◆ **Required work**
Could you output each line of the data that follows exactly?

◆ **Entries shown**
● ● ● ● ●
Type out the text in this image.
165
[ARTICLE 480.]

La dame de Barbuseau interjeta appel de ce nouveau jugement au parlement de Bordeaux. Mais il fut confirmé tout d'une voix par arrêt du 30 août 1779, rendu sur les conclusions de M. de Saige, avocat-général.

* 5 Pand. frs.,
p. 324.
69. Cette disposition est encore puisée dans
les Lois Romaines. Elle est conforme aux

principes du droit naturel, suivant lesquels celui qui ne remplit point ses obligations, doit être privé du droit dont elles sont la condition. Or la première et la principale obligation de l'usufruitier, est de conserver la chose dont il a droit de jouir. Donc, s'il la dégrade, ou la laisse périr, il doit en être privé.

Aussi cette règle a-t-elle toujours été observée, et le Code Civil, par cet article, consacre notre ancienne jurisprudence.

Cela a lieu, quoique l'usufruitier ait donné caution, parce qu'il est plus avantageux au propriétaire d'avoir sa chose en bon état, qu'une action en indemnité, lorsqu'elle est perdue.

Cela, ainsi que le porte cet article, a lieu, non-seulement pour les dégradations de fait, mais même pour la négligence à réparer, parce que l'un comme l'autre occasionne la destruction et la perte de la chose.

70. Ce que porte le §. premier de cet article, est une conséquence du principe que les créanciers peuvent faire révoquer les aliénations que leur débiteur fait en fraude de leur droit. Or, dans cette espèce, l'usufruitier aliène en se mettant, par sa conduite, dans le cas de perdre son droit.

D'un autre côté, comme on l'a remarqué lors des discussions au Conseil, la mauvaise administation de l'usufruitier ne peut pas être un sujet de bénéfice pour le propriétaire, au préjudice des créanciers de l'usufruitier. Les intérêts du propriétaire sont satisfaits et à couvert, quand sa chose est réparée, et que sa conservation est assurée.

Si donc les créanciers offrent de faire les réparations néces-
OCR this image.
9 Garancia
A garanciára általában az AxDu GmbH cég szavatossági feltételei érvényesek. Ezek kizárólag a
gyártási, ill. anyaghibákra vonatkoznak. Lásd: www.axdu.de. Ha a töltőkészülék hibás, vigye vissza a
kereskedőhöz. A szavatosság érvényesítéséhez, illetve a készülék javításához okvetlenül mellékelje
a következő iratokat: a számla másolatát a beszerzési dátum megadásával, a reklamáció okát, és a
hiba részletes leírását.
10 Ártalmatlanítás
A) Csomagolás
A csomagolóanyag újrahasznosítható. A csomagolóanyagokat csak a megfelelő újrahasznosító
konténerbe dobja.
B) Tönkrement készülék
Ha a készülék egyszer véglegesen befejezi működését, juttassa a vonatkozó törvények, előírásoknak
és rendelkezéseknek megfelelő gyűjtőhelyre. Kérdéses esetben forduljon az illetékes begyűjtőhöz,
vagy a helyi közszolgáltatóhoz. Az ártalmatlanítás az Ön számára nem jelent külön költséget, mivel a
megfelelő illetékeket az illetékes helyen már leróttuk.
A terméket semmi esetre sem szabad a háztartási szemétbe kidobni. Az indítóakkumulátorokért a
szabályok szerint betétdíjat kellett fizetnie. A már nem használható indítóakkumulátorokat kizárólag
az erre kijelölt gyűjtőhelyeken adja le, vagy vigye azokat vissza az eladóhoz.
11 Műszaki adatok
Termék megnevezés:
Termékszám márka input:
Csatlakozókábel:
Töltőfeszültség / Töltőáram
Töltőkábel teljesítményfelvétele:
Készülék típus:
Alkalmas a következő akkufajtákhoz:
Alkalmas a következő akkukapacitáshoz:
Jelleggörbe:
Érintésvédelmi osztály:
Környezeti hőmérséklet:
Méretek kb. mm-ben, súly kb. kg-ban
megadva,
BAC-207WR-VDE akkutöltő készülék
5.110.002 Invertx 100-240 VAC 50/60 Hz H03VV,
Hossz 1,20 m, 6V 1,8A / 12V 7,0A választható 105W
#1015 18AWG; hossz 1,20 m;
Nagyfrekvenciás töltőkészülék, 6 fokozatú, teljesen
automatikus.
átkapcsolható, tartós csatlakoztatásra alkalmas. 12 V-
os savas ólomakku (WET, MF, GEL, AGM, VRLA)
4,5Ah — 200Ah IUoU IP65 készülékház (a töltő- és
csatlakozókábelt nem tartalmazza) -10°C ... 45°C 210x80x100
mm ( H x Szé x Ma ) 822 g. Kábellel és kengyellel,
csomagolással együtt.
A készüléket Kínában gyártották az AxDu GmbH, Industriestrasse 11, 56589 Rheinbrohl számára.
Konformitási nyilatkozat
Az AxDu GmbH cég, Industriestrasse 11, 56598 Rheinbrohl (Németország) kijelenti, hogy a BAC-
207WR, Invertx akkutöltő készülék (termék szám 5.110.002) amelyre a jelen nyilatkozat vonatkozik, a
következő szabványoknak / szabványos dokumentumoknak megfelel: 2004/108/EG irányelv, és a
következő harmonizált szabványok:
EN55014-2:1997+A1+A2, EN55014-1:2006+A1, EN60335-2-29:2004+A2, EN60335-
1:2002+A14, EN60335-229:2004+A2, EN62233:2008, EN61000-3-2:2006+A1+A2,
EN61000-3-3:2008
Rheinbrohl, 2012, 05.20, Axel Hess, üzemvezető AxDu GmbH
● ● ● ● ●
◆ **Answer to the exercise**
Type out the text in this image.
165
[ARTICLE 480.]

La dame de Barbuseau interjeta appel de ce nouveau jugement au parlement de Bordeaux. Mais il fut confirmé tout d'une voix par arrêt du 30 août 1779, rendu sur les conclusions de M. de Saige, avocat-général.

* 5 Pand. frs.,
p. 324.
69. Cette disposition est encore puisée dans
les Lois Romaines. Elle est conforme aux

principes du droit naturel, suivant lesquels celui qui ne remplit point ses obligations, doit être privé du droit dont elles sont la condition. Or la première et la principale obligation de l'usufruitier, est de conserver la chose dont il a droit de jouir. Donc, s'il la dégrade, ou la laisse périr, il doit en être privé.

Aussi cette règle a-t-elle toujours été observée, et le Code Civil, par cet article, consacre notre ancienne jurisprudence.

Cela a lieu, quoique l'usufruitier ait donné caution, parce qu'il est plus avantageux au propriétaire d'avoir sa chose en bon état, qu'une action en indemnité, lorsqu'elle est perdue.

Cela, ainsi que le porte cet article, a lieu, non-seulement pour les dégradations de fait, mais même pour la négligence à réparer, parce que l'un comme l'autre occasionne la destruction et la perte de la chose.

70. Ce que porte le §. premier de cet article, est une conséquence du principe que les créanciers peuvent faire révoquer les aliénations que leur débiteur fait en fraude de leur droit. Or, dans cette espèce, l'usufruitier aliène en se mettant, par sa conduite, dans le cas de perdre son droit.

D'un autre côté, comme on l'a remarqué lors des discussions au Conseil, la mauvaise administation de l'usufruitier ne peut pas être un sujet de bénéfice pour le propriétaire, au préjudice des créanciers de l'usufruitier. Les intérêts du propriétaire sont satisfaits et à couvert, quand sa chose est réparée, et que sa conservation est assurée.

Si donc les créanciers offrent de faire les réparations néces-
OCR this image.
9 Garancia
A garanciára általában az AxDu GmbH cég szavatossági feltételei érvényesek. Ezek kizárólag a
gyártási, ill. anyaghibákra vonatkoznak. Lásd: www.axdu.de. Ha a töltőkészülék hibás, vigye vissza a
kereskedőhöz. A szavatosság érvényesítéséhez, illetve a készülék javításához okvetlenül mellékelje
a következő iratokat: a számla másolatát a beszerzési dátum megadásával, a reklamáció okát, és a
hiba részletes leírását.
10 Ártalmatlanítás
A) Csomagolás
A csomagolóanyag újrahasznosítható. A csomagolóanyagokat csak a megfelelő újrahasznosító
konténerbe dobja.
B) Tönkrement készülék
Ha a készülék egyszer véglegesen befejezi működését, juttassa a vonatkozó törvények, előírásoknak
és rendelkezéseknek megfelelő gyűjtőhelyre. Kérdéses esetben forduljon az illetékes begyűjtőhöz,
vagy a helyi közszolgáltatóhoz. Az ártalmatlanítás az Ön számára nem jelent külön költséget, mivel a
megfelelő illetékeket az illetékes helyen már leróttuk.
A terméket semmi esetre sem szabad a háztartási szemétbe kidobni. Az indítóakkumulátorokért a
szabályok szerint betétdíjat kellett fizetnie. A már nem használható indítóakkumulátorokat kizárólag
az erre kijelölt gyűjtőhelyeken adja le, vagy vigye azokat vissza az eladóhoz.
11 Műszaki adatok
Termék megnevezés:
Termékszám márka input:
Csatlakozókábel:
Töltőfeszültség / Töltőáram
Töltőkábel teljesítményfelvétele:
Készülék típus:
Alkalmas a következő akkufajtákhoz:
Alkalmas a következő akkukapacitáshoz:
Jelleggörbe:
Érintésvédelmi osztály:
Környezeti hőmérséklet:
Méretek kb. mm-ben, súly kb. kg-ban
megadva,
BAC-207WR-VDE akkutöltő készülék
5.110.002 Invertx 100-240 VAC 50/60 Hz H03VV,
Hossz 1,20 m, 6V 1,8A / 12V 7,0A választható 105W
#1015 18AWG; hossz 1,20 m;
Nagyfrekvenciás töltőkészülék, 6 fokozatú, teljesen
automatikus.
átkapcsolható, tartós csatlakoztatásra alkalmas. 12 V-
os savas ólomakku (WET, MF, GEL, AGM, VRLA)
4,5Ah — 200Ah IUoU IP65 készülékház (a töltő- és
csatlakozókábelt nem tartalmazza) -10°C ... 45°C 210x80x100
mm ( H x Szé x Ma ) 822 g. Kábellel és kengyellel,
csomagolással együtt.
A készüléket Kínában gyártották az AxDu GmbH, Industriestrasse 11, 56589 Rheinbrohl számára.
Konformitási nyilatkozat
Az AxDu GmbH cég, Industriestrasse 11, 56598 Rheinbrohl (Németország) kijelenti, hogy a BAC-
207WR, Invertx akkutöltő készülék (termék szám 5.110.002) amelyre a jelen nyilatkozat vonatkozik, a
következő szabványoknak / szabványos dokumentumoknak megfelel: 2004/108/EG irányelv, és a
következő harmonizált szabványok:
EN55014-2:1997+A1+A2, EN55014-1:2006+A1, EN60335-2-29:2004+A2, EN60335-
1:2002+A14, EN60335-229:2004+A2, EN62233:2008, EN61000-3-2:2006+A1+A2,
EN61000-3-3:2008
Rheinbrohl, 2012, 05.20, Axel Hess, üzemvezető AxDu GmbH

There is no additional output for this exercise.